**What you need to do:** For each line that holds "history", copy the line out.

Dataset items:

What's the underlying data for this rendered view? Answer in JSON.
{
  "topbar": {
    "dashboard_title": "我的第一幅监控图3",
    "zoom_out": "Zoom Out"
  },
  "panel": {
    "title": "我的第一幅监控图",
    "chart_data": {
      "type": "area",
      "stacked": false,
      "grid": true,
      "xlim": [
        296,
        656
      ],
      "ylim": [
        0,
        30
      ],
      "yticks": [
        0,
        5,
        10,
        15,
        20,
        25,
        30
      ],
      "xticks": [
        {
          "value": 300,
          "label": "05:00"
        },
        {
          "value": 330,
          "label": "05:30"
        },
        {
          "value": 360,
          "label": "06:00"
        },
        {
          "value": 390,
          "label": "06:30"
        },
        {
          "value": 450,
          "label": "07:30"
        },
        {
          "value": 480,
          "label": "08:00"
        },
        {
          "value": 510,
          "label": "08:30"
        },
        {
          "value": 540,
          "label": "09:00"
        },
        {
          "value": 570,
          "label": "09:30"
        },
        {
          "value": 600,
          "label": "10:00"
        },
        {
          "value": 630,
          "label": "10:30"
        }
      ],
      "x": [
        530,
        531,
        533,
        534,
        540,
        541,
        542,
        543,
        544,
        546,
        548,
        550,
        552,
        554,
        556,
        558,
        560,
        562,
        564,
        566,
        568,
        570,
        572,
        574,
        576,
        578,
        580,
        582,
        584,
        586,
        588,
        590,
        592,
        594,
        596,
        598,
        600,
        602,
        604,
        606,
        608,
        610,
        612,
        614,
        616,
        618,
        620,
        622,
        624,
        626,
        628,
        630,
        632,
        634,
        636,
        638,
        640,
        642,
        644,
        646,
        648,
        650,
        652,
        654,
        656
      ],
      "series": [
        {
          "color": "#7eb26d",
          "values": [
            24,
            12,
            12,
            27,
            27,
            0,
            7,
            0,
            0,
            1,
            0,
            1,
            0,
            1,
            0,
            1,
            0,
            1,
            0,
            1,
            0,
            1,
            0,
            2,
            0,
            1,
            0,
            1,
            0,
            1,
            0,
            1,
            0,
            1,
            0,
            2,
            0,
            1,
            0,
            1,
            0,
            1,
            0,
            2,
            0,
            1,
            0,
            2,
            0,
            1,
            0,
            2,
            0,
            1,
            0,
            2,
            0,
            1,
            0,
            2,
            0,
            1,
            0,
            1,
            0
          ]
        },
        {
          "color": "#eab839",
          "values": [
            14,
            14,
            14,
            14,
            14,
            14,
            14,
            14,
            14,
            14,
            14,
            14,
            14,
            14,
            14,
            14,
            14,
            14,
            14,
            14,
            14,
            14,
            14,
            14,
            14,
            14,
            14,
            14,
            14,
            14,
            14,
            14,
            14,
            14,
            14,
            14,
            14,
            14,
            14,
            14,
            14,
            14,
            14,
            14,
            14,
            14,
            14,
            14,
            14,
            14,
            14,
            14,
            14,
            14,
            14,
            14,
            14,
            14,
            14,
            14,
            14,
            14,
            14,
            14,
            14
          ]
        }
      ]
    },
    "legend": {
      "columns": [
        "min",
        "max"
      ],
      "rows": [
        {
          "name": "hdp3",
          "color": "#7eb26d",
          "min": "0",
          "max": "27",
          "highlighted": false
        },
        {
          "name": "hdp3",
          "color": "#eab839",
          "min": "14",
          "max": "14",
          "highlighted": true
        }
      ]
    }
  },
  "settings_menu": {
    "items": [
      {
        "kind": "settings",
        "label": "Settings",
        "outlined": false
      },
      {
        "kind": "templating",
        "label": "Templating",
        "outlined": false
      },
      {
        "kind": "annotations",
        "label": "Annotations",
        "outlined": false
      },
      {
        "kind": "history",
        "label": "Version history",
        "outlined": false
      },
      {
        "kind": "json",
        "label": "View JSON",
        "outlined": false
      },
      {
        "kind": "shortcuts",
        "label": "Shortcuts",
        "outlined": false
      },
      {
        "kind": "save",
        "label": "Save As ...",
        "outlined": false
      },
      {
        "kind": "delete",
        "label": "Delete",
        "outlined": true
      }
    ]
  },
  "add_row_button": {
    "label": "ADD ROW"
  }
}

**Reply to the task:**
        "kind": "history",
        "label": "Version history",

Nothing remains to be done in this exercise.